Exercise aim =>
Among the entries, find each line that includes the string "moins" and list it.

◇ ◇ ◇ ◇

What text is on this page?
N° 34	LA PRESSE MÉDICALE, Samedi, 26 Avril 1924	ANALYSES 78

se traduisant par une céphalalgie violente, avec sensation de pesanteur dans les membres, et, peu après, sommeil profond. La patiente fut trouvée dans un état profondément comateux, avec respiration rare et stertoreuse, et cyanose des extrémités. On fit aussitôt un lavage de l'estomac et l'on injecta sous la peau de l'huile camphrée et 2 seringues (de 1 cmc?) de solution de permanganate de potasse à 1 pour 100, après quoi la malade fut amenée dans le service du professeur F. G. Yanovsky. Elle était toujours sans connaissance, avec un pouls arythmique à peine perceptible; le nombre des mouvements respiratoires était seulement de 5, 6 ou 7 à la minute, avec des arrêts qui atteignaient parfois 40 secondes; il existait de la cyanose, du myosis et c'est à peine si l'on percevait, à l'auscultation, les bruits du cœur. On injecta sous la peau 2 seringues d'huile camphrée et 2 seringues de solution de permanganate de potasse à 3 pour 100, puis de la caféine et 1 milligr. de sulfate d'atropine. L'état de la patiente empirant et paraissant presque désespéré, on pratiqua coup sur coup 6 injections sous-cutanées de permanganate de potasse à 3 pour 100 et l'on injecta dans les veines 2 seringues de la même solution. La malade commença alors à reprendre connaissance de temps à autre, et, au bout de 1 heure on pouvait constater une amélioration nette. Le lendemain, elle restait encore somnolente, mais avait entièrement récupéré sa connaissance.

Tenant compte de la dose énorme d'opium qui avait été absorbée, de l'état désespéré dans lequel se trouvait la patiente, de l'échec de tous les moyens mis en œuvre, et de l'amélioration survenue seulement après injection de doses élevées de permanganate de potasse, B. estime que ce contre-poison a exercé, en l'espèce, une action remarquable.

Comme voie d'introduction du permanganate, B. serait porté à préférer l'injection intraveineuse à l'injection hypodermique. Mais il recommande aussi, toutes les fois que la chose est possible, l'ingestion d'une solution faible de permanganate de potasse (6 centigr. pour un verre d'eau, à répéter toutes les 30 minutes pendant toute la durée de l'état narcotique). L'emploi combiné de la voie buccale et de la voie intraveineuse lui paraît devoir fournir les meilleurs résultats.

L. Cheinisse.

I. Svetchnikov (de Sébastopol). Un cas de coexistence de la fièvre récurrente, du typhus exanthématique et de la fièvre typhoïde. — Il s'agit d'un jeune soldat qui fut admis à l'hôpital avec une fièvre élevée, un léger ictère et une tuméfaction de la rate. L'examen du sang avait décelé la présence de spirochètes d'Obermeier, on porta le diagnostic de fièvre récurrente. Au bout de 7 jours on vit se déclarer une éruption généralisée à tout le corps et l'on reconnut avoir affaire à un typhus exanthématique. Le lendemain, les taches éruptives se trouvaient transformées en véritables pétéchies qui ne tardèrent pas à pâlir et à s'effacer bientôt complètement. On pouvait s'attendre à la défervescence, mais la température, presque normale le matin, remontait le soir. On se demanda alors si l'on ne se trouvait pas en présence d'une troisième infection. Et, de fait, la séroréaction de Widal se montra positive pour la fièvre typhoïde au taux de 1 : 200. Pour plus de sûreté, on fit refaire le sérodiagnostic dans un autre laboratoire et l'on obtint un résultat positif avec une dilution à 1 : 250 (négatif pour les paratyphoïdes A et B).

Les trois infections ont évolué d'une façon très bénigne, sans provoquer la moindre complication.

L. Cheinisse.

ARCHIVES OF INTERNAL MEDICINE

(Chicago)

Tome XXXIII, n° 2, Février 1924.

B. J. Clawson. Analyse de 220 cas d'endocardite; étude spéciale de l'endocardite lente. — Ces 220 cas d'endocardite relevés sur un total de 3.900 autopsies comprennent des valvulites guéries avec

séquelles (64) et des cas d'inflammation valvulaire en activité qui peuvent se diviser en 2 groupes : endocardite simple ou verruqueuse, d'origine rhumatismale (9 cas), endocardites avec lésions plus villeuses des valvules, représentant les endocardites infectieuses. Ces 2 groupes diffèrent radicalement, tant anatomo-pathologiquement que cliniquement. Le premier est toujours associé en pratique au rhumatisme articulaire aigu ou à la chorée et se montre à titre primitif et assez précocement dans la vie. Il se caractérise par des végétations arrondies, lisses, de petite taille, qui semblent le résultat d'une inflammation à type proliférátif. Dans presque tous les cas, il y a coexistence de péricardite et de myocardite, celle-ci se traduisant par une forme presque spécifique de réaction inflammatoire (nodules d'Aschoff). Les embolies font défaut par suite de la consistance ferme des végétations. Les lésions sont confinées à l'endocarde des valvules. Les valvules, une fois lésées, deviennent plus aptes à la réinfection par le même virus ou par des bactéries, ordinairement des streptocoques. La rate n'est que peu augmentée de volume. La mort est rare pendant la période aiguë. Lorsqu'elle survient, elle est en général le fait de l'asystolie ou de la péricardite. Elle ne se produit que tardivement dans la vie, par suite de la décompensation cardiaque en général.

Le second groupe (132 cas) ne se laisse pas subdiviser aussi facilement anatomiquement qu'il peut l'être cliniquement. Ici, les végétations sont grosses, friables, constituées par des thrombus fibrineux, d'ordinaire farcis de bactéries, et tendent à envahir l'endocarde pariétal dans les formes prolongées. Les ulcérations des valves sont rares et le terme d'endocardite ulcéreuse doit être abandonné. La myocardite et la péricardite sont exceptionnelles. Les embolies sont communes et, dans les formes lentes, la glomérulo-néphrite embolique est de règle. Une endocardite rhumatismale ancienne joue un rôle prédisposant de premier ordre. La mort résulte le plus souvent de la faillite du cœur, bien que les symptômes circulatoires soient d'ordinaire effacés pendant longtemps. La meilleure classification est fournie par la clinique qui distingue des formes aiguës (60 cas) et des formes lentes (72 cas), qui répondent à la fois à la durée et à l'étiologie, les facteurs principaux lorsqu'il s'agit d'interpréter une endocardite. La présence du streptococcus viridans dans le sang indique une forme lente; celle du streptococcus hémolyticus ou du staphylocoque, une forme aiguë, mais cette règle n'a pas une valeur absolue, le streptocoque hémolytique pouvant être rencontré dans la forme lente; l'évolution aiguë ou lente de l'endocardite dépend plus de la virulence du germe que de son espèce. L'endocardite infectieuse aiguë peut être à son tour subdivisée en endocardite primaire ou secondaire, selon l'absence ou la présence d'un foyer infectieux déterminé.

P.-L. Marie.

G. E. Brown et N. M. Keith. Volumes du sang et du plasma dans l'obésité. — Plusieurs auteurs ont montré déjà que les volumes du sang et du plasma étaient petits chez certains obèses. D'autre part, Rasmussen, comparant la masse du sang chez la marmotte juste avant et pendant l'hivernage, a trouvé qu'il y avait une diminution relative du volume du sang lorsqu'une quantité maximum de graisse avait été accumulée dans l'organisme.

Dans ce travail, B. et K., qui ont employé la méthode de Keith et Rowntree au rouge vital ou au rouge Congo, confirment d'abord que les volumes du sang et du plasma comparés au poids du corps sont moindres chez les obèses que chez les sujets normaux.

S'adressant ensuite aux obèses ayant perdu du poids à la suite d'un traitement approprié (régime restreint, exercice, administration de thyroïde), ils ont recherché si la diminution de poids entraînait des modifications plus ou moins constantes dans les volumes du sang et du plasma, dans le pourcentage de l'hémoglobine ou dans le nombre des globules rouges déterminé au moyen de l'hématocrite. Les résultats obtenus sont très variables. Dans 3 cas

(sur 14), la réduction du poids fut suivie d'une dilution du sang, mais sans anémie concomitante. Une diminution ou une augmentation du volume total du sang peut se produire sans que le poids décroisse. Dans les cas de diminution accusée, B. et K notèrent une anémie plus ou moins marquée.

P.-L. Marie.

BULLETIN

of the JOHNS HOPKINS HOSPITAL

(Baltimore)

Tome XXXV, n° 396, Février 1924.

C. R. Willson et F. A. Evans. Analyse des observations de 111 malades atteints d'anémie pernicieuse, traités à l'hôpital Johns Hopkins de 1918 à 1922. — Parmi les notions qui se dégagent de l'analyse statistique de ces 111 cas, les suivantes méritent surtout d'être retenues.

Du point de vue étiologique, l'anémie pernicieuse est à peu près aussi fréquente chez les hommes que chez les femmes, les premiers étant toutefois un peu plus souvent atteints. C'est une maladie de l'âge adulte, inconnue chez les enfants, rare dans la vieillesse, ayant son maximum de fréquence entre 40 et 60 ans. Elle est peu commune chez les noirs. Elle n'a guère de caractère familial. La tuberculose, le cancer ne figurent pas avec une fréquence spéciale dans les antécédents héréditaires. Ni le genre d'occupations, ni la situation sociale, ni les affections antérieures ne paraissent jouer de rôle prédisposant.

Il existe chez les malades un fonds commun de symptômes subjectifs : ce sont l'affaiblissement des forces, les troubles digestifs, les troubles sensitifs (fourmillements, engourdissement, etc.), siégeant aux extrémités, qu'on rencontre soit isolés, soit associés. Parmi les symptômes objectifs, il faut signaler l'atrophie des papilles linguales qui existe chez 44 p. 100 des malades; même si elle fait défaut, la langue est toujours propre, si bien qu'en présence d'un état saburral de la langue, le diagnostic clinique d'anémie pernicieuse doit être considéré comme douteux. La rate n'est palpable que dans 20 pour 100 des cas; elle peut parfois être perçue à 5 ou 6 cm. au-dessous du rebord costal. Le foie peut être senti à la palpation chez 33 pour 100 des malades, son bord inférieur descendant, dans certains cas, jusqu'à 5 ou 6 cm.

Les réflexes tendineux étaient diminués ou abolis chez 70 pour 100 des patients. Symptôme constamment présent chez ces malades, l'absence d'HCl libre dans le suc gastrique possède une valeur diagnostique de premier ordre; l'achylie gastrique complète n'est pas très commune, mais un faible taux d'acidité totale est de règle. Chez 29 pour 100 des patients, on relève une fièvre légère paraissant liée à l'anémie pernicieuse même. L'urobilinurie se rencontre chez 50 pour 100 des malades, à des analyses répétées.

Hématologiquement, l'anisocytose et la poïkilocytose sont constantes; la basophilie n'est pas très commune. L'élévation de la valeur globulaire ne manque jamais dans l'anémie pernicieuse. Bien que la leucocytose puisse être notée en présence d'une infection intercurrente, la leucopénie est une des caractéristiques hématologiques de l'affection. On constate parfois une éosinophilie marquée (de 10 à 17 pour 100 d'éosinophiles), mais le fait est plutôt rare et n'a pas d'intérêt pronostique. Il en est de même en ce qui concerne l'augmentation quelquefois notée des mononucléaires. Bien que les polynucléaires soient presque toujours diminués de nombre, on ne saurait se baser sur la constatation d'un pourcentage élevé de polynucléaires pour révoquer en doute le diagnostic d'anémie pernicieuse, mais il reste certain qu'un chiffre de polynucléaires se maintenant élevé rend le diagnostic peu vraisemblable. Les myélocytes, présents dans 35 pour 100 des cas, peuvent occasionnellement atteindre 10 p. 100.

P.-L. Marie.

◇ ◇ ◇ ◇

Output for this task =>
S'adressant ensuite aux obèses ayant perdu du poids à la suite d'un traitement approprié (régime restreint, exercice, administration de thyroïde), ils ont recherché si la diminution de poids entraînait des modifications plus ou moins constantes dans les volumes du sang et du plasma, dans le pourcentage de l'hémoglobine ou dans le nombre des globules rouges déterminé au moyen de l'hématocrite. Les résultats obtenus sont très variables. Dans 3 cas
(sur 14), la réduction du poids fut suivie d'une dilution du sang, mais sans anémie concomitante. Une diminution ou une augmentation du volume total du sang peut se produire sans que le poids décroisse. Dans les cas de diminution accusée, B. et K notèrent une anémie plus ou moins marquée.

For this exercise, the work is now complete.